ASSIGNMENT: Go through the records and write each one out again exactly.

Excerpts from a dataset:
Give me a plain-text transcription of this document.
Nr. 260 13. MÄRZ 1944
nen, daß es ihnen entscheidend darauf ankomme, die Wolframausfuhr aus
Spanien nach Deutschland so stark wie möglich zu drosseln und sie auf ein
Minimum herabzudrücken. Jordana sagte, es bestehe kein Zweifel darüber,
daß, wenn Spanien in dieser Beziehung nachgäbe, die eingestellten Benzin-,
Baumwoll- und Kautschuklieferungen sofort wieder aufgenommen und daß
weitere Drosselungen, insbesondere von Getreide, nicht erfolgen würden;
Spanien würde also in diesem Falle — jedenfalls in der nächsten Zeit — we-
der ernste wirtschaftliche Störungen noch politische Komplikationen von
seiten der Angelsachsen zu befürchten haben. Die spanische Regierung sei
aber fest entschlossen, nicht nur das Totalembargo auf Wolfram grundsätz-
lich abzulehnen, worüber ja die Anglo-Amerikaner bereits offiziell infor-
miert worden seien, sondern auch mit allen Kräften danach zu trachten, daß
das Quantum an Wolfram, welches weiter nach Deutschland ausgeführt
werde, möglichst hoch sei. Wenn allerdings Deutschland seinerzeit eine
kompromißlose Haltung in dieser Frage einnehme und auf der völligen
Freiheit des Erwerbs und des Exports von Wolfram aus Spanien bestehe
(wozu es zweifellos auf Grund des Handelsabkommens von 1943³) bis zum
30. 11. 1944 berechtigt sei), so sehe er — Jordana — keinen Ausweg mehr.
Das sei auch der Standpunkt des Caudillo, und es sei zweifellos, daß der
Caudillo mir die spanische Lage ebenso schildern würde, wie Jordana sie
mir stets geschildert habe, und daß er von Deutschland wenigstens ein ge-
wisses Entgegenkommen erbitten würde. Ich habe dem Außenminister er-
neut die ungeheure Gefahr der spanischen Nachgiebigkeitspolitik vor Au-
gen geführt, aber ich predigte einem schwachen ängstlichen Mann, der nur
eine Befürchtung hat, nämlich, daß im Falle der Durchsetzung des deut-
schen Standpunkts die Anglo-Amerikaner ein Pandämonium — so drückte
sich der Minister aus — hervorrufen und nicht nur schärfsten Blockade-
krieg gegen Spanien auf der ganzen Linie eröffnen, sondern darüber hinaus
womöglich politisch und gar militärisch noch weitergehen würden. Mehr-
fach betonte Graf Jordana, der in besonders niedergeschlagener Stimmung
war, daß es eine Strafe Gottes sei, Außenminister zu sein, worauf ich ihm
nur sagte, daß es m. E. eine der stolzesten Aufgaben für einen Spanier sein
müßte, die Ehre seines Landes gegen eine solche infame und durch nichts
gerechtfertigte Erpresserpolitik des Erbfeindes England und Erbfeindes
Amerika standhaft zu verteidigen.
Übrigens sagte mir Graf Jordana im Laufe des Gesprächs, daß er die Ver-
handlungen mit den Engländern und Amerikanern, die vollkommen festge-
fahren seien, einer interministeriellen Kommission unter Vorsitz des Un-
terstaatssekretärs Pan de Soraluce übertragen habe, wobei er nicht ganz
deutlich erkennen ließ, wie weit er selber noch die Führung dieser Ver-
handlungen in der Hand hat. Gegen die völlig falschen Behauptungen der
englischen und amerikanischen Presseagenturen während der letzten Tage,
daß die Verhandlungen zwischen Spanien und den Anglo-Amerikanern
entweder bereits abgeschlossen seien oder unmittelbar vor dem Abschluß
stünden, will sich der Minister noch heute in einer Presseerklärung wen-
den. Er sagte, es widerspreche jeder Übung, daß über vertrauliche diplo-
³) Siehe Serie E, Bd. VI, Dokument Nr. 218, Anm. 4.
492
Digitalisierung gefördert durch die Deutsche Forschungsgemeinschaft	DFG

PROBLEM SOLUTION:
Give me a plain-text transcription of this document.
Nr. 260 13. MÄRZ 1944
nen, daß es ihnen entscheidend darauf ankomme, die Wolframausfuhr aus
Spanien nach Deutschland so stark wie möglich zu drosseln und sie auf ein
Minimum herabzudrücken. Jordana sagte, es bestehe kein Zweifel darüber,
daß, wenn Spanien in dieser Beziehung nachgäbe, die eingestellten Benzin-,
Baumwoll- und Kautschuklieferungen sofort wieder aufgenommen und daß
weitere Drosselungen, insbesondere von Getreide, nicht erfolgen würden;
Spanien würde also in diesem Falle — jedenfalls in der nächsten Zeit — we-
der ernste wirtschaftliche Störungen noch politische Komplikationen von
seiten der Angelsachsen zu befürchten haben. Die spanische Regierung sei
aber fest entschlossen, nicht nur das Totalembargo auf Wolfram grundsätz-
lich abzulehnen, worüber ja die Anglo-Amerikaner bereits offiziell infor-
miert worden seien, sondern auch mit allen Kräften danach zu trachten, daß
das Quantum an Wolfram, welches weiter nach Deutschland ausgeführt
werde, möglichst hoch sei. Wenn allerdings Deutschland seinerzeit eine
kompromißlose Haltung in dieser Frage einnehme und auf der völligen
Freiheit des Erwerbs und des Exports von Wolfram aus Spanien bestehe
(wozu es zweifellos auf Grund des Handelsabkommens von 1943³) bis zum
30. 11. 1944 berechtigt sei), so sehe er — Jordana — keinen Ausweg mehr.
Das sei auch der Standpunkt des Caudillo, und es sei zweifellos, daß der
Caudillo mir die spanische Lage ebenso schildern würde, wie Jordana sie
mir stets geschildert habe, und daß er von Deutschland wenigstens ein ge-
wisses Entgegenkommen erbitten würde. Ich habe dem Außenminister er-
neut die ungeheure Gefahr der spanischen Nachgiebigkeitspolitik vor Au-
gen geführt, aber ich predigte einem schwachen ängstlichen Mann, der nur
eine Befürchtung hat, nämlich, daß im Falle der Durchsetzung des deut-
schen Standpunkts die Anglo-Amerikaner ein Pandämonium — so drückte
sich der Minister aus — hervorrufen und nicht nur schärfsten Blockade-
krieg gegen Spanien auf der ganzen Linie eröffnen, sondern darüber hinaus
womöglich politisch und gar militärisch noch weitergehen würden. Mehr-
fach betonte Graf Jordana, der in besonders niedergeschlagener Stimmung
war, daß es eine Strafe Gottes sei, Außenminister zu sein, worauf ich ihm
nur sagte, daß es m. E. eine der stolzesten Aufgaben für einen Spanier sein
müßte, die Ehre seines Landes gegen eine solche infame und durch nichts
gerechtfertigte Erpresserpolitik des Erbfeindes England und Erbfeindes
Amerika standhaft zu verteidigen.
Übrigens sagte mir Graf Jordana im Laufe des Gesprächs, daß er die Ver-
handlungen mit den Engländern und Amerikanern, die vollkommen festge-
fahren seien, einer interministeriellen Kommission unter Vorsitz des Un-
terstaatssekretärs Pan de Soraluce übertragen habe, wobei er nicht ganz
deutlich erkennen ließ, wie weit er selber noch die Führung dieser Ver-
handlungen in der Hand hat. Gegen die völlig falschen Behauptungen der
englischen und amerikanischen Presseagenturen während der letzten Tage,
daß die Verhandlungen zwischen Spanien und den Anglo-Amerikanern
entweder bereits abgeschlossen seien oder unmittelbar vor dem Abschluß
stünden, will sich der Minister noch heute in einer Presseerklärung wen-
den. Er sagte, es widerspreche jeder Übung, daß über vertrauliche diplo-
³) Siehe Serie E, Bd. VI, Dokument Nr. 218, Anm. 4.
492
Digitalisierung gefördert durch die Deutsche Forschungsgemeinschaft	DFG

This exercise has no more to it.